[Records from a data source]
__________________________________________________
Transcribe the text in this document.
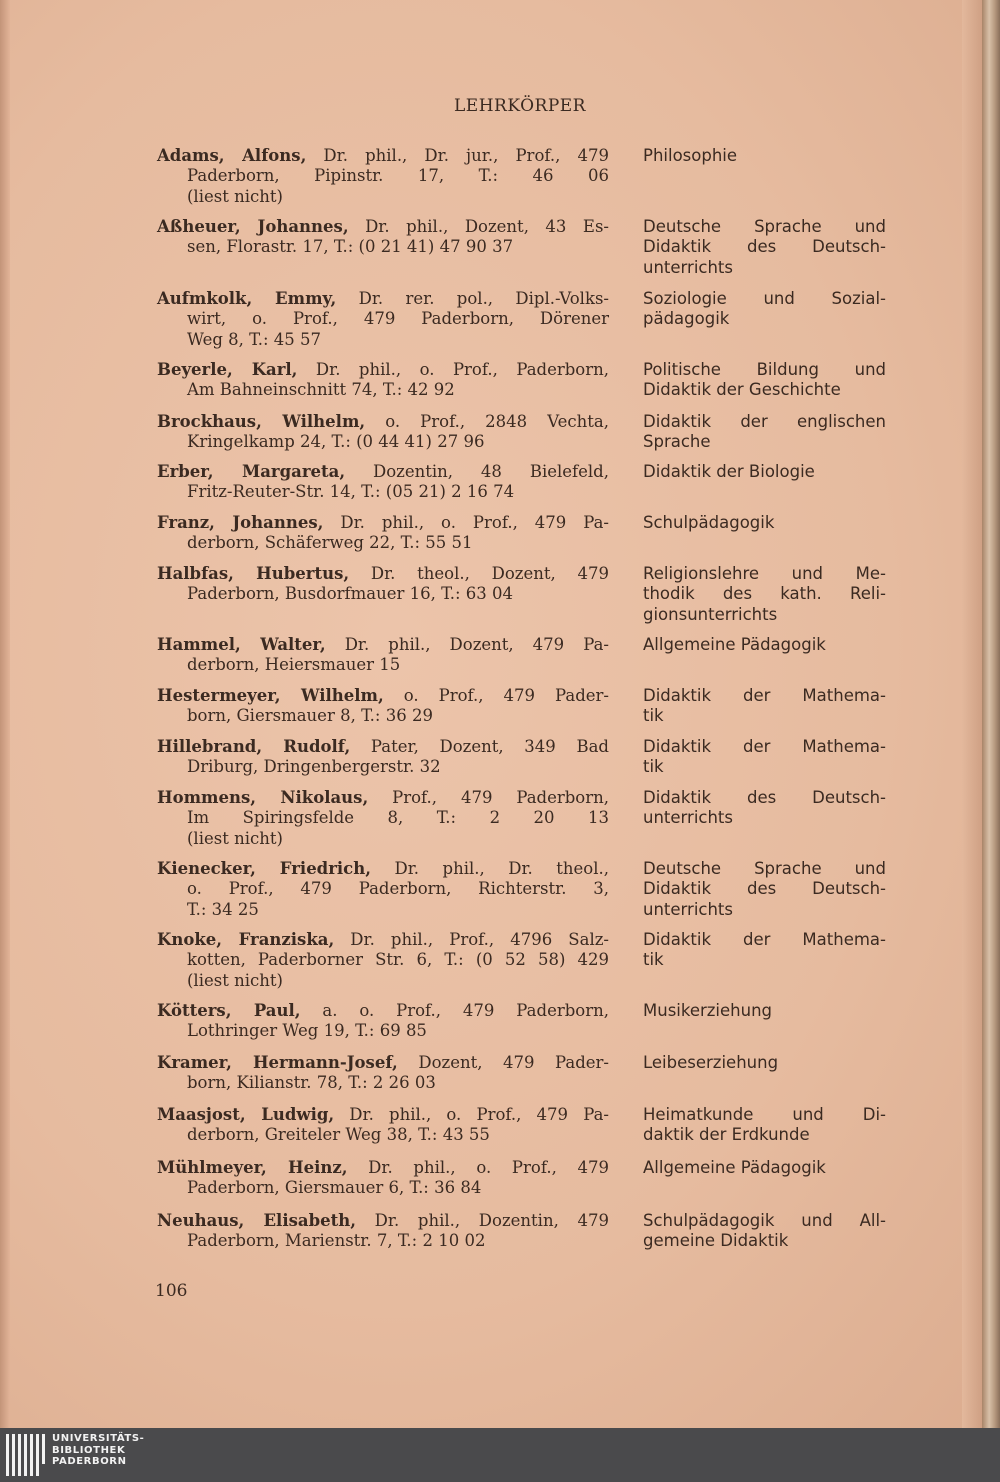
LEHRKÖRPER
Adams, Alfons, Dr. phil., Dr. jur., Prof., 479
Paderborn, Pipinstr. 17, T.: 46 06
(liest nicht)
Philosophie
Aßheuer, Johannes, Dr. phil., Dozent, 43 Es-
sen, Florastr. 17, T.: (0 21 41) 47 90 37
Deutsche Sprache und
Didaktik des Deutsch-
unterrichts
Aufmkolk, Emmy, Dr. rer. pol., Dipl.-Volks-
wirt, o. Prof., 479 Paderborn, Dörener
Weg 8, T.: 45 57
Soziologie und Sozial-
pädagogik
Beyerle, Karl, Dr. phil., o. Prof., Paderborn,
Am Bahneinschnitt 74, T.: 42 92
Politische Bildung und
Didaktik der Geschichte
Brockhaus, Wilhelm, o. Prof., 2848 Vechta,
Kringelkamp 24, T.: (0 44 41) 27 96
Didaktik der englischen
Sprache
Erber, Margareta, Dozentin, 48 Bielefeld,
Fritz-Reuter-Str. 14, T.: (05 21) 2 16 74
Didaktik der Biologie
Franz, Johannes, Dr. phil., o. Prof., 479 Pa-
derborn, Schäferweg 22, T.: 55 51
Schulpädagogik
Halbfas, Hubertus, Dr. theol., Dozent, 479
Paderborn, Busdorfmauer 16, T.: 63 04
Religionslehre und Me-
thodik des kath. Reli-
gionsunterrichts
Hammel, Walter, Dr. phil., Dozent, 479 Pa-
derborn, Heiersmauer 15
Allgemeine Pädagogik
Hestermeyer, Wilhelm, o. Prof., 479 Pader-
born, Giersmauer 8, T.: 36 29
Didaktik der Mathema-
tik
Hillebrand, Rudolf, Pater, Dozent, 349 Bad
Driburg, Dringenbergerstr. 32
Didaktik der Mathema-
tik
Hommens, Nikolaus, Prof., 479 Paderborn,
Im Spiringsfelde 8, T.: 2 20 13
(liest nicht)
Didaktik des Deutsch-
unterrichts
Kienecker, Friedrich, Dr. phil., Dr. theol.,
o. Prof., 479 Paderborn, Richterstr. 3,
T.: 34 25
Deutsche Sprache und
Didaktik des Deutsch-
unterrichts
Knoke, Franziska, Dr. phil., Prof., 4796 Salz-
kotten, Paderborner Str. 6, T.: (0 52 58) 429
(liest nicht)
Didaktik der Mathema-
tik
Kötters, Paul, a. o. Prof., 479 Paderborn,
Lothringer Weg 19, T.: 69 85
Musikerziehung
Kramer, Hermann-Josef, Dozent, 479 Pader-
born, Kilianstr. 78, T.: 2 26 03
Leibeserziehung
Maasjost, Ludwig, Dr. phil., o. Prof., 479 Pa-
derborn, Greiteler Weg 38, T.: 43 55
Heimatkunde und Di-
daktik der Erdkunde
Mühlmeyer, Heinz, Dr. phil., o. Prof., 479
Paderborn, Giersmauer 6, T.: 36 84
Allgemeine Pädagogik
Neuhaus, Elisabeth, Dr. phil., Dozentin, 479
Paderborn, Marienstr. 7, T.: 2 10 02
Schulpädagogik und All-
gemeine Didaktik
106
UNIVERSITÄTS-
BIBLIOTHEK
PADERBORN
__________________________________________________
Goal of the exercise >> Reproduce every line exactly and omit all pictures.

Exercise solution >>
Transcribe the text in this document.
LEHRKÖRPER
Adams, Alfons, Dr. phil., Dr. jur., Prof., 479
Paderborn, Pipinstr. 17, T.: 46 06
(liest nicht)
Philosophie
Aßheuer, Johannes, Dr. phil., Dozent, 43 Es-
sen, Florastr. 17, T.: (0 21 41) 47 90 37
Deutsche Sprache und
Didaktik des Deutsch-
unterrichts
Aufmkolk, Emmy, Dr. rer. pol., Dipl.-Volks-
wirt, o. Prof., 479 Paderborn, Dörener
Weg 8, T.: 45 57
Soziologie und Sozial-
pädagogik
Beyerle, Karl, Dr. phil., o. Prof., Paderborn,
Am Bahneinschnitt 74, T.: 42 92
Politische Bildung und
Didaktik der Geschichte
Brockhaus, Wilhelm, o. Prof., 2848 Vechta,
Kringelkamp 24, T.: (0 44 41) 27 96
Didaktik der englischen
Sprache
Erber, Margareta, Dozentin, 48 Bielefeld,
Fritz-Reuter-Str. 14, T.: (05 21) 2 16 74
Didaktik der Biologie
Franz, Johannes, Dr. phil., o. Prof., 479 Pa-
derborn, Schäferweg 22, T.: 55 51
Schulpädagogik
Halbfas, Hubertus, Dr. theol., Dozent, 479
Paderborn, Busdorfmauer 16, T.: 63 04
Religionslehre und Me-
thodik des kath. Reli-
gionsunterrichts
Hammel, Walter, Dr. phil., Dozent, 479 Pa-
derborn, Heiersmauer 15
Allgemeine Pädagogik
Hestermeyer, Wilhelm, o. Prof., 479 Pader-
born, Giersmauer 8, T.: 36 29
Didaktik der Mathema-
tik
Hillebrand, Rudolf, Pater, Dozent, 349 Bad
Driburg, Dringenbergerstr. 32
Didaktik der Mathema-
tik
Hommens, Nikolaus, Prof., 479 Paderborn,
Im Spiringsfelde 8, T.: 2 20 13
(liest nicht)
Didaktik des Deutsch-
unterrichts
Kienecker, Friedrich, Dr. phil., Dr. theol.,
o. Prof., 479 Paderborn, Richterstr. 3,
T.: 34 25
Deutsche Sprache und
Didaktik des Deutsch-
unterrichts
Knoke, Franziska, Dr. phil., Prof., 4796 Salz-
kotten, Paderborner Str. 6, T.: (0 52 58) 429
(liest nicht)
Didaktik der Mathema-
tik
Kötters, Paul, a. o. Prof., 479 Paderborn,
Lothringer Weg 19, T.: 69 85
Musikerziehung
Kramer, Hermann-Josef, Dozent, 479 Pader-
born, Kilianstr. 78, T.: 2 26 03
Leibeserziehung
Maasjost, Ludwig, Dr. phil., o. Prof., 479 Pa-
derborn, Greiteler Weg 38, T.: 43 55
Heimatkunde und Di-
daktik der Erdkunde
Mühlmeyer, Heinz, Dr. phil., o. Prof., 479
Paderborn, Giersmauer 6, T.: 36 84
Allgemeine Pädagogik
Neuhaus, Elisabeth, Dr. phil., Dozentin, 479
Paderborn, Marienstr. 7, T.: 2 10 02
Schulpädagogik und All-
gemeine Didaktik
106
UNIVERSITÄTS-
BIBLIOTHEK
PADERBORN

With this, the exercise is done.